Task objective.
Return each line of the listing below, unchanged, and omit the images.

Records shown.

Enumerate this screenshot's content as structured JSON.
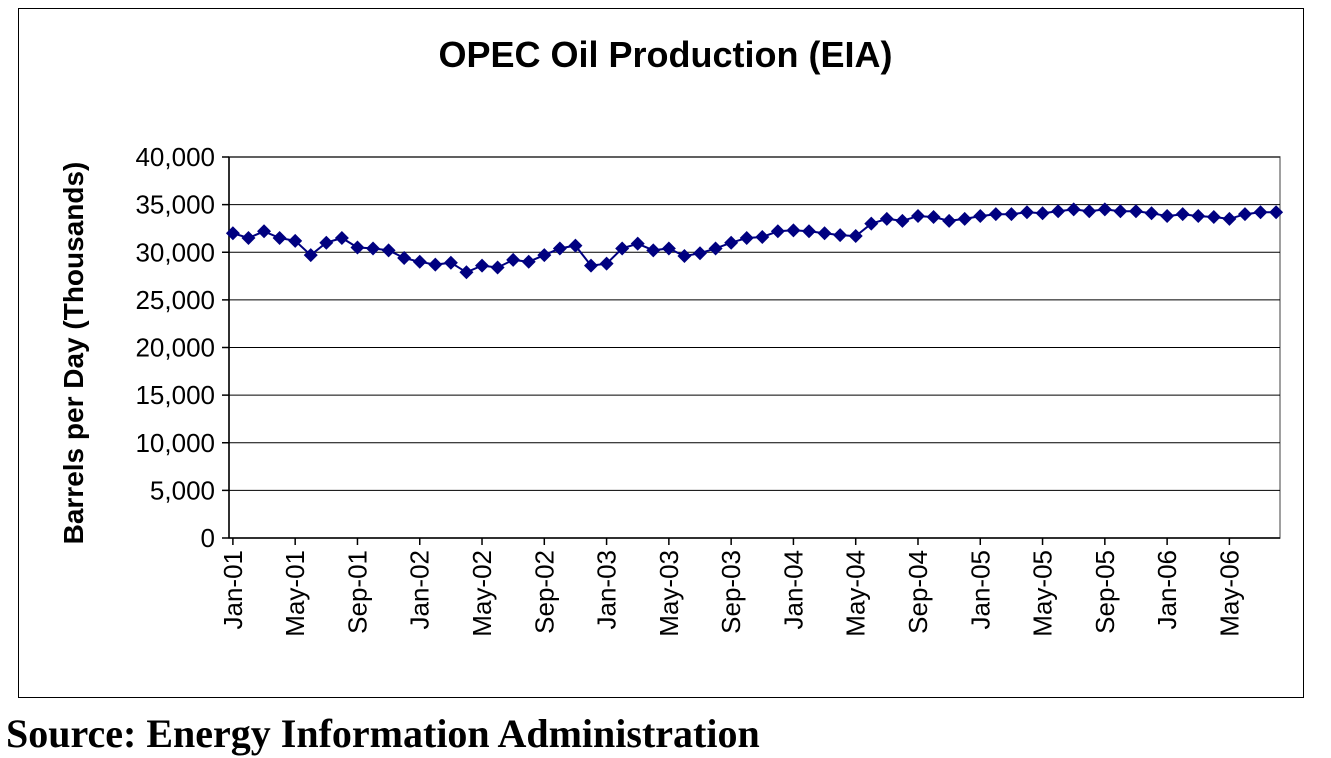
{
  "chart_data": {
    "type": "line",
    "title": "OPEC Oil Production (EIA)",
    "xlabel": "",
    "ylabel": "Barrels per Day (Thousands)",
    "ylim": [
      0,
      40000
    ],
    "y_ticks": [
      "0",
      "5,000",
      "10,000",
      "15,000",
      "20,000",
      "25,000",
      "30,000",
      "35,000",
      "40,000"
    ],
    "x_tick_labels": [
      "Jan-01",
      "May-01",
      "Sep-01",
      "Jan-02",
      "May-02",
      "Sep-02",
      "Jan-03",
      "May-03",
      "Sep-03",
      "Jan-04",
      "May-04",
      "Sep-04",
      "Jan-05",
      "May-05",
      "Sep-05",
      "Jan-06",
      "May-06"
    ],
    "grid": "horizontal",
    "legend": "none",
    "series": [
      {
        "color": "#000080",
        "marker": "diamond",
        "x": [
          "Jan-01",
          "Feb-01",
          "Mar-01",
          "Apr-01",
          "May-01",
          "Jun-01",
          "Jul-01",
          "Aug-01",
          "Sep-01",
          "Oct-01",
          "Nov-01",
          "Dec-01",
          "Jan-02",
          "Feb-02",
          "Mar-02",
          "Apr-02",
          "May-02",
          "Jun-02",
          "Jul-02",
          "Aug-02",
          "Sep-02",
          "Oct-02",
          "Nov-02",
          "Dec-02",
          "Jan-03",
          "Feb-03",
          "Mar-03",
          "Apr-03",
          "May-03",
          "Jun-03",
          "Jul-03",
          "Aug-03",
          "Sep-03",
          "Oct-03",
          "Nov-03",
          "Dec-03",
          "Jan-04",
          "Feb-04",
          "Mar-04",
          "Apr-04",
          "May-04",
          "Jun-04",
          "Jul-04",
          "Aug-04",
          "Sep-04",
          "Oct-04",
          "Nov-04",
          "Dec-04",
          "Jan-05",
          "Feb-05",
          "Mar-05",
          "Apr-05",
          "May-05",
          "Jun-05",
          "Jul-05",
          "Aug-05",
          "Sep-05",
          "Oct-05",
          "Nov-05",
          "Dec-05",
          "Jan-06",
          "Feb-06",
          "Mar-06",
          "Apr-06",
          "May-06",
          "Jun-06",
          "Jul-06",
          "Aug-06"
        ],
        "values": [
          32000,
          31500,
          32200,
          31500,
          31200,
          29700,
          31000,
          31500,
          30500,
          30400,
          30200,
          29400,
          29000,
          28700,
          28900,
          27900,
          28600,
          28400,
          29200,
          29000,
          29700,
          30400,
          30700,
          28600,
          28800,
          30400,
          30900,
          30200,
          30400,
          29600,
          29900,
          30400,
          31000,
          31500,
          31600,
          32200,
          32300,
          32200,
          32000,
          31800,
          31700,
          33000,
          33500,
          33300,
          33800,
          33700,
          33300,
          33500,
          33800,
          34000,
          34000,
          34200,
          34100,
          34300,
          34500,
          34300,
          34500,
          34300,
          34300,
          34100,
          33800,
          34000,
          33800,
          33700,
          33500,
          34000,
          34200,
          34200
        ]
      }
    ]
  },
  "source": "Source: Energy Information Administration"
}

Task solution.
Enumerate this screenshot's content as structured JSON.
{
  "chart_data": {
    "type": "line",
    "title": "OPEC Oil Production (EIA)",
    "xlabel": "",
    "ylabel": "Barrels per Day (Thousands)",
    "ylim": [
      0,
      40000
    ],
    "y_ticks": [
      "0",
      "5,000",
      "10,000",
      "15,000",
      "20,000",
      "25,000",
      "30,000",
      "35,000",
      "40,000"
    ],
    "x_tick_labels": [
      "Jan-01",
      "May-01",
      "Sep-01",
      "Jan-02",
      "May-02",
      "Sep-02",
      "Jan-03",
      "May-03",
      "Sep-03",
      "Jan-04",
      "May-04",
      "Sep-04",
      "Jan-05",
      "May-05",
      "Sep-05",
      "Jan-06",
      "May-06"
    ],
    "grid": "horizontal",
    "legend": "none",
    "series": [
      {
        "color": "#000080",
        "marker": "diamond",
        "x": [
          "Jan-01",
          "Feb-01",
          "Mar-01",
          "Apr-01",
          "May-01",
          "Jun-01",
          "Jul-01",
          "Aug-01",
          "Sep-01",
          "Oct-01",
          "Nov-01",
          "Dec-01",
          "Jan-02",
          "Feb-02",
          "Mar-02",
          "Apr-02",
          "May-02",
          "Jun-02",
          "Jul-02",
          "Aug-02",
          "Sep-02",
          "Oct-02",
          "Nov-02",
          "Dec-02",
          "Jan-03",
          "Feb-03",
          "Mar-03",
          "Apr-03",
          "May-03",
          "Jun-03",
          "Jul-03",
          "Aug-03",
          "Sep-03",
          "Oct-03",
          "Nov-03",
          "Dec-03",
          "Jan-04",
          "Feb-04",
          "Mar-04",
          "Apr-04",
          "May-04",
          "Jun-04",
          "Jul-04",
          "Aug-04",
          "Sep-04",
          "Oct-04",
          "Nov-04",
          "Dec-04",
          "Jan-05",
          "Feb-05",
          "Mar-05",
          "Apr-05",
          "May-05",
          "Jun-05",
          "Jul-05",
          "Aug-05",
          "Sep-05",
          "Oct-05",
          "Nov-05",
          "Dec-05",
          "Jan-06",
          "Feb-06",
          "Mar-06",
          "Apr-06",
          "May-06",
          "Jun-06",
          "Jul-06",
          "Aug-06"
        ],
        "values": [
          32000,
          31500,
          32200,
          31500,
          31200,
          29700,
          31000,
          31500,
          30500,
          30400,
          30200,
          29400,
          29000,
          28700,
          28900,
          27900,
          28600,
          28400,
          29200,
          29000,
          29700,
          30400,
          30700,
          28600,
          28800,
          30400,
          30900,
          30200,
          30400,
          29600,
          29900,
          30400,
          31000,
          31500,
          31600,
          32200,
          32300,
          32200,
          32000,
          31800,
          31700,
          33000,
          33500,
          33300,
          33800,
          33700,
          33300,
          33500,
          33800,
          34000,
          34000,
          34200,
          34100,
          34300,
          34500,
          34300,
          34500,
          34300,
          34300,
          34100,
          33800,
          34000,
          33800,
          33700,
          33500,
          34000,
          34200,
          34200
        ]
      }
    ]
  },
  "source": "Source: Energy Information Administration"
}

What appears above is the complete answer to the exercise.